This is a repo for our paper "Self-training from Self-memory in Data-to-text Generation". We test our self-training models over two datasets, DART and E2E NLG.
If you want to check examples of other NLG datasets, see https://quest.ms.mff.cuni.cz/nlg/tabgenie.
- Python >= 3.8.x
- transformers >= 4.30.2
- torch >= 2.0.1+cu117 (not sure with previous versions)
We train our models on "t5-base" (without prefixes), "facebook/bart-base", and "google/flan-t5-base" on Windows, using Git Bash. All self-memory training methods only rely on "t5-base". We adapt the evaluation of DART and E2E NLG from two original packages (https://github.com/Yale-LILY/dart/tree/master/evaluation and https://github.com/tuetschek/e2e-metrics). Furthermore, we cut off the evaluation on several metrics due to errors. We also offer our evaluation version, which can be found in the file metrics.py.
Here is the list of training parameters:
- mode: train/test/generate
- epoch: the number of epochs
- batch_size: the size of batch
- train_file, var_file, test_file: URLs of training, validation, and test files
- decoding_type: greedy
- output_dir: the location of trained models
- dataset_name: the name of datasets (dart/e2e)
- source_prefix: helpful for T5 models. We DO NOT use prefixes such as "summarize: " in the experiments
- source_column, target_column: specify the fields of input and output in the training, validation, and test sets
- train_percent: the ratio of self-train data (30%).
- merge_new_data: merge self-memory with new data (1) or no merge self-memory with new data (0)
- self_train_t2d: self-train the T2D model
- same_data: train on the fixed data (1) or the random data (0)
- eval_metric: evaluation metric
- t2d_opt_metric: T2D optimization metric (osf = Overall Slot Filling, spm = simple phrase matching)
- no_self_mem: use self-memory (1) or not (0)
- same_data_type: use with no_self_mem = 1
- infer_multi_thread: use multi-threading in the inference time, (0 = No (default), 1 = Yes) # memory error may happen, not so much effective
- infer_max_workers: use with infer_multi_thread = 1 in the inference time, (default is 4) # memory error may happen, not so much effective
- same_data_size: same data size in each training epoch (0 = No, 1 = Yes (default))
python seq2seq.py --mode train --epoch 3 --batch_size 4 --train_file "dataset/dart/train.json" --var_file "dataset/dart/val.json" --model_name "t5-base" --output_dir "output/" --dataset_name "dart" --source_prefix "" --source_column "source" --target_column "target"

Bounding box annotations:
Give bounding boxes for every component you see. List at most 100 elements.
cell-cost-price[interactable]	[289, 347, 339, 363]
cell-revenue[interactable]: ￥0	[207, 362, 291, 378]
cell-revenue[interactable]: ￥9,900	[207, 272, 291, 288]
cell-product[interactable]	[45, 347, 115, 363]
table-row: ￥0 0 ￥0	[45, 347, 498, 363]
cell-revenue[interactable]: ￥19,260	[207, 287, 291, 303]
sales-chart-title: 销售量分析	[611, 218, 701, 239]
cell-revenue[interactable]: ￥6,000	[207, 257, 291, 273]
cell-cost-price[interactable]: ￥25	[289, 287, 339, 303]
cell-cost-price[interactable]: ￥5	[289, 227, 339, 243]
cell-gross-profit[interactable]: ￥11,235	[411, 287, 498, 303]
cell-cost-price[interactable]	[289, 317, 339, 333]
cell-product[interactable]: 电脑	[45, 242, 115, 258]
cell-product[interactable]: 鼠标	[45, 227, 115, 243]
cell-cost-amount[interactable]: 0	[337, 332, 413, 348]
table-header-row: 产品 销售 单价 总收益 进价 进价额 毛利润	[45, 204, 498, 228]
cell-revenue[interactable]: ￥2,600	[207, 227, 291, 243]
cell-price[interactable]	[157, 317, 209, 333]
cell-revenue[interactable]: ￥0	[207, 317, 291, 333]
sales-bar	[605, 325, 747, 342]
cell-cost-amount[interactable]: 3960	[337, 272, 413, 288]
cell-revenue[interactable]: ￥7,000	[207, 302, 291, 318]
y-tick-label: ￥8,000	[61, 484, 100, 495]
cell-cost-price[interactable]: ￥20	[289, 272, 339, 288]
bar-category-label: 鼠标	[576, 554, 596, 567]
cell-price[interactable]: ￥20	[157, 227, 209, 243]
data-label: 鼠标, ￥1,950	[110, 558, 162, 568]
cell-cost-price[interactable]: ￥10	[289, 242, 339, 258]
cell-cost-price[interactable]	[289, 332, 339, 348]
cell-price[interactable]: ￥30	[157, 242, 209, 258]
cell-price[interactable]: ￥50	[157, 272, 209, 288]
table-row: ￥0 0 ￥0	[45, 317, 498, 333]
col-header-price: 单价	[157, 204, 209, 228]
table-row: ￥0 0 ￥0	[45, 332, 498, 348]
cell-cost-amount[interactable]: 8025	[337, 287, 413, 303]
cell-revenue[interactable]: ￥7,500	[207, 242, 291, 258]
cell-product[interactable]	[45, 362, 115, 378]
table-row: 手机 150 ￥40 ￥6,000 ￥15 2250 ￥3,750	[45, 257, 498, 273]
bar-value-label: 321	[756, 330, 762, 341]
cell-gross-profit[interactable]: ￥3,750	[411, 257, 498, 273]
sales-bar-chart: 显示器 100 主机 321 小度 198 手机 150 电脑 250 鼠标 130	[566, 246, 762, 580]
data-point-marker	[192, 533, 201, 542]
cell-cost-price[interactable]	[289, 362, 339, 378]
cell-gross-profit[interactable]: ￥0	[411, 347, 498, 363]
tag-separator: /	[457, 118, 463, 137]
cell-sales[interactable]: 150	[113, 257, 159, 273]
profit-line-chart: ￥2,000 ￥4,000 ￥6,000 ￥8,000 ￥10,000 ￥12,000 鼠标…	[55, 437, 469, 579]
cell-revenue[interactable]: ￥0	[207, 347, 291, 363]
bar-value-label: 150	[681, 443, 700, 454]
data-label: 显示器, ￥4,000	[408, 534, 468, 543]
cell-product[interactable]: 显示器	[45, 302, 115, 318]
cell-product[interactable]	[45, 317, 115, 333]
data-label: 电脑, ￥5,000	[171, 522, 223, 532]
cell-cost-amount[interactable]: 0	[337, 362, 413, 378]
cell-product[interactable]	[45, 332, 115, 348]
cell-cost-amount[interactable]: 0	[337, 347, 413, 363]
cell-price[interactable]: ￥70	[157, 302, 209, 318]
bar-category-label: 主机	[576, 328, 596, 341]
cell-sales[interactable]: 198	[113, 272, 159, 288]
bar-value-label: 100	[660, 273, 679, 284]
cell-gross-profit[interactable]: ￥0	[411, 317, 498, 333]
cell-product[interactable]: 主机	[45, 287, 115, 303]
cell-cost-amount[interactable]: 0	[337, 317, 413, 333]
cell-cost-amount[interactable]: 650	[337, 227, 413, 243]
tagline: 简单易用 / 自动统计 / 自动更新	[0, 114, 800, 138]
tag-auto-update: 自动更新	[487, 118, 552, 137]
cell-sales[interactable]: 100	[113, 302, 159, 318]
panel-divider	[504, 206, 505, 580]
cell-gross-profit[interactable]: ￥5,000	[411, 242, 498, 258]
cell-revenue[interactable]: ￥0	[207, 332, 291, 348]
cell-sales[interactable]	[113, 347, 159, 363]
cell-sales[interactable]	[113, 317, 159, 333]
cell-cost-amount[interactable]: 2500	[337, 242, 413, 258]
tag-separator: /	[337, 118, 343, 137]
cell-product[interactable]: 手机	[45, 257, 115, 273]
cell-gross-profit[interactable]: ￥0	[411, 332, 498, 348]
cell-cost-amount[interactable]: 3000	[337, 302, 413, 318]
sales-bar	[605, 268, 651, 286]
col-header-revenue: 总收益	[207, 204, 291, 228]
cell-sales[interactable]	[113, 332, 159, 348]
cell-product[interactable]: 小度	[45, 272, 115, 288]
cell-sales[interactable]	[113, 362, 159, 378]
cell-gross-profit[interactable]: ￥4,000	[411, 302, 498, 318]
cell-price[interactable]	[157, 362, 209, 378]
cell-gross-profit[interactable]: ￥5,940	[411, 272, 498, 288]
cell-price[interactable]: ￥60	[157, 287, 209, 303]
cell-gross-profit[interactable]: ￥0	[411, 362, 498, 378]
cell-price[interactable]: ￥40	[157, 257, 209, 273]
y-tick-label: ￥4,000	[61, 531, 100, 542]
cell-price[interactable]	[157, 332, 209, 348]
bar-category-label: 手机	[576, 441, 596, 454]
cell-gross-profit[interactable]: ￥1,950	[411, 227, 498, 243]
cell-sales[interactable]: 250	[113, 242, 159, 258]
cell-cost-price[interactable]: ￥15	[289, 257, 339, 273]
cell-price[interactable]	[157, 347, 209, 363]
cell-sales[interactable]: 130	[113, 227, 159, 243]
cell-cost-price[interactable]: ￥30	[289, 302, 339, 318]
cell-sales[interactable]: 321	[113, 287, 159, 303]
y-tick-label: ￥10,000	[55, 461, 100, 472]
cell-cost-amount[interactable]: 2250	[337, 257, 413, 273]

Directives:
1) Retype the passage from the repository README, starting with "- self_train_t2d: self-train" and continuing through "1 = Yes (default))".
2) According to the repository README, on which two datasets are the self-training models tested?

Per-task outputs:
1)
- self_train_t2d: self-train the T2D model
- same_data: train on the fixed data (1) or the random data (0)
- eval_metric: evaluation metric
- t2d_opt_metric: T2D optimization metric (osf = Overall Slot Filling, spm = simple phrase matching)
- no_self_mem: use self-memory (1) or not (0)
- same_data_type: use with no_self_mem = 1
- infer_multi_thread: use multi-threading in the inference time, (0 = No (default), 1 = Yes) # memory error may happen, not so much effective
- infer_max_workers: use with infer_multi_thread = 1 in the inference time, (default is 4) # memory error may happen, not so much effective
- same_data_size: same data size in each training epoch (0 = No, 1 = Yes (default))

2) DART and E2E NLG.